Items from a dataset
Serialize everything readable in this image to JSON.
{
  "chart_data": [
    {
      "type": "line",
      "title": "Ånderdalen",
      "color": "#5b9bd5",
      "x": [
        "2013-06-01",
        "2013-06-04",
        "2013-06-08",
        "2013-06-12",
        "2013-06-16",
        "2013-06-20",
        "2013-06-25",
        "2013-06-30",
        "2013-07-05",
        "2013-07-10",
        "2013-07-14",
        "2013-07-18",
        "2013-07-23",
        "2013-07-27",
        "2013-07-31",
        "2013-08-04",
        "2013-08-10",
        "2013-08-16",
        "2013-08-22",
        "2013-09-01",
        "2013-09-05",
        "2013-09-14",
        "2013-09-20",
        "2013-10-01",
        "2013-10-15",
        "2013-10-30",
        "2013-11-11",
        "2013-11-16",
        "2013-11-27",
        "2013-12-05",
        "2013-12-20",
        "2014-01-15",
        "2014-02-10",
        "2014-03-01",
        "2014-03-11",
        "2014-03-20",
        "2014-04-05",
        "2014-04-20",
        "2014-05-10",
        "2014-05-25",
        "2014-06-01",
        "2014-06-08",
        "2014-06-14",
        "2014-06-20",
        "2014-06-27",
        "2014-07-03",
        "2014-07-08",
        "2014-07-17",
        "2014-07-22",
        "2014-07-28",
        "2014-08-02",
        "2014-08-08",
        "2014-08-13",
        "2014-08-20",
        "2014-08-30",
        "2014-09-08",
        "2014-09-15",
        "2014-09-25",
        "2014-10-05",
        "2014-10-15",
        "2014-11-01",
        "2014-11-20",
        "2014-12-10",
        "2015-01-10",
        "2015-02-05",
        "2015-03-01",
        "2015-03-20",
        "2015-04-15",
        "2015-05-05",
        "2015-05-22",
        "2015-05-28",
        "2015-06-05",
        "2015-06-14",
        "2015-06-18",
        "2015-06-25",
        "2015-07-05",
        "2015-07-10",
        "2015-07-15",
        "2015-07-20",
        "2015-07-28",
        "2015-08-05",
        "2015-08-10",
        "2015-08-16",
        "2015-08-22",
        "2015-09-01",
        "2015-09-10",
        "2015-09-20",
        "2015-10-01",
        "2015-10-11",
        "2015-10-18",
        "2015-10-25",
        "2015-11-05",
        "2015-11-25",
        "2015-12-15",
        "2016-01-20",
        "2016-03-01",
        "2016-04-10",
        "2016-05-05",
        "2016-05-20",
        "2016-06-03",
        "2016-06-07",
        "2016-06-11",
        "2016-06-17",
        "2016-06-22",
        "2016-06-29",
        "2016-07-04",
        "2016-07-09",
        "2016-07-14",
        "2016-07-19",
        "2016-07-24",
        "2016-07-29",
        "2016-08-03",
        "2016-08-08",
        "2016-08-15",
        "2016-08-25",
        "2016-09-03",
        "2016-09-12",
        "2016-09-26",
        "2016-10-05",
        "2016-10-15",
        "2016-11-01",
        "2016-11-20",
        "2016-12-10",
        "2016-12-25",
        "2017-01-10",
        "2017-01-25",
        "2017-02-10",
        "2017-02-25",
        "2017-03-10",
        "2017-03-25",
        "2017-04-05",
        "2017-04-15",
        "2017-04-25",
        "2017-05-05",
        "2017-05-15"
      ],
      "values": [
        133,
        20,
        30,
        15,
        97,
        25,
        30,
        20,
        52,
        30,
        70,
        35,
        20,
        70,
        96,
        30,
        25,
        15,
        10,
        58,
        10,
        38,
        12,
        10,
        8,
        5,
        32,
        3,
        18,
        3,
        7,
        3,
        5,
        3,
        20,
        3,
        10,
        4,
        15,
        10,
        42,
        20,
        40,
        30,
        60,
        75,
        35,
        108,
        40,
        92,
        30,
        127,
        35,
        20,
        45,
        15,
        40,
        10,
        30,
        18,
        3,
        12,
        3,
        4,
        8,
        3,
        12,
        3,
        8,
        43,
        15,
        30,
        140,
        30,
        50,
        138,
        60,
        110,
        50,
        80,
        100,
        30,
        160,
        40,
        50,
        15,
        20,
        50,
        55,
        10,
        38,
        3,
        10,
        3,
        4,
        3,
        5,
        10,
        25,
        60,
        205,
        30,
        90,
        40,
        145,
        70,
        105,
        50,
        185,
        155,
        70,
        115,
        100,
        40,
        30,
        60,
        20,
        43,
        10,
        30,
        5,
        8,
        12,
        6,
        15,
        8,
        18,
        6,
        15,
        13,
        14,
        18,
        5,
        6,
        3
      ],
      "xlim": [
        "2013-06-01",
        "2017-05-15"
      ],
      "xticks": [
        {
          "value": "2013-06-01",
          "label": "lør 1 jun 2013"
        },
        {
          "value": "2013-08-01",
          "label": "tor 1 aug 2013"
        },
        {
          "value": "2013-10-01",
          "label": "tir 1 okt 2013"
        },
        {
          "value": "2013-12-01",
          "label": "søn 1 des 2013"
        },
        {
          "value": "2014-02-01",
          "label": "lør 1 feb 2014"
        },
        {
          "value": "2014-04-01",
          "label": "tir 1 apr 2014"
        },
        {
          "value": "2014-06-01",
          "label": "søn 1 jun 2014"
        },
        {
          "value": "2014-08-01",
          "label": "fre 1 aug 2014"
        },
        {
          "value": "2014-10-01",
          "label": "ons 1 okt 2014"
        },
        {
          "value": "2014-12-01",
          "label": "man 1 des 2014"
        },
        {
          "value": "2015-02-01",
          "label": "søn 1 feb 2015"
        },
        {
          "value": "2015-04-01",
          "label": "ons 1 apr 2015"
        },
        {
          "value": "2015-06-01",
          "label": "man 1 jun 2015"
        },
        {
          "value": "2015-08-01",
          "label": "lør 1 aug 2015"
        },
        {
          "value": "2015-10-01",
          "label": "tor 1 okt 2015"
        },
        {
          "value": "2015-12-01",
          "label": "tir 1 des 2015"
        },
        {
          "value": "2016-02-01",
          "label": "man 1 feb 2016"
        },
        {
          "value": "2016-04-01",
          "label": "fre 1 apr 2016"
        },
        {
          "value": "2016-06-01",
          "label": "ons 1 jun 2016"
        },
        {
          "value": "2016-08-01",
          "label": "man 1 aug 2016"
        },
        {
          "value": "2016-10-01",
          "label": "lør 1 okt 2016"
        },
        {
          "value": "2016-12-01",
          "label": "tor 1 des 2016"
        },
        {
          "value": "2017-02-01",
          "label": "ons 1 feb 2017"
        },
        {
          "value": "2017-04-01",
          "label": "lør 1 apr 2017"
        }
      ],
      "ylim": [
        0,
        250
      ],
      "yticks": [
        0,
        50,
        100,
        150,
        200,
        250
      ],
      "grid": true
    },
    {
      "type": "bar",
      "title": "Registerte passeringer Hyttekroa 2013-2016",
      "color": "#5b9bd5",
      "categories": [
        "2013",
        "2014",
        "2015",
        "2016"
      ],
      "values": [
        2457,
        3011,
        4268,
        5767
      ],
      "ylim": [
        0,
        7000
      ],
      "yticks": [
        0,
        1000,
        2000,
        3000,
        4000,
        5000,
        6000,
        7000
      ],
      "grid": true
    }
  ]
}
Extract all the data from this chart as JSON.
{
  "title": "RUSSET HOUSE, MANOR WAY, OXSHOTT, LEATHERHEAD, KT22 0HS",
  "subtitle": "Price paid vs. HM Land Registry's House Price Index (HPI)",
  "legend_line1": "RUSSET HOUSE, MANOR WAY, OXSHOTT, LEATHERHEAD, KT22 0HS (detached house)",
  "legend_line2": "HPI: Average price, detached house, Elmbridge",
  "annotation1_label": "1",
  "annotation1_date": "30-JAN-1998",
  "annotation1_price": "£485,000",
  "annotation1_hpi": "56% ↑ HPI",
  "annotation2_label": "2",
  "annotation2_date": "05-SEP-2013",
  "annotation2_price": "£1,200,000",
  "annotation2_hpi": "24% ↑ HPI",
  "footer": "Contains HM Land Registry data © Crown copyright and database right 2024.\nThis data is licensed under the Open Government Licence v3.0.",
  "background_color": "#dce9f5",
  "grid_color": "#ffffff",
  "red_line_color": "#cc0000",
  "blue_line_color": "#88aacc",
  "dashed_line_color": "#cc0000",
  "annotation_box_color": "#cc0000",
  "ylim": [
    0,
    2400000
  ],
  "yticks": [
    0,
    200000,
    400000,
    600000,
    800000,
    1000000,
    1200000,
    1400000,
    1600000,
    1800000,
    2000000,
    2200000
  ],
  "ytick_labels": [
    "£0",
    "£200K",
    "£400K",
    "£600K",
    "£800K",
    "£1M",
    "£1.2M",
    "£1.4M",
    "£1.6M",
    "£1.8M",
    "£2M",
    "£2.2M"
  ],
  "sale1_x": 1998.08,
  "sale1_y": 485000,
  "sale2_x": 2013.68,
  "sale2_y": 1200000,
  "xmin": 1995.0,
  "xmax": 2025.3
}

# REQUIREMENT:
Copy every line of the listing that includes the string "Registry".

# OUTPUT:
  "subtitle": "Price paid vs. HM Land Registry's House Price Index (HPI)",
  "footer": "Contains HM Land Registry data © Crown copyright and database right 2024.\nThis data is licensed under the Open Government Licence v3.0.",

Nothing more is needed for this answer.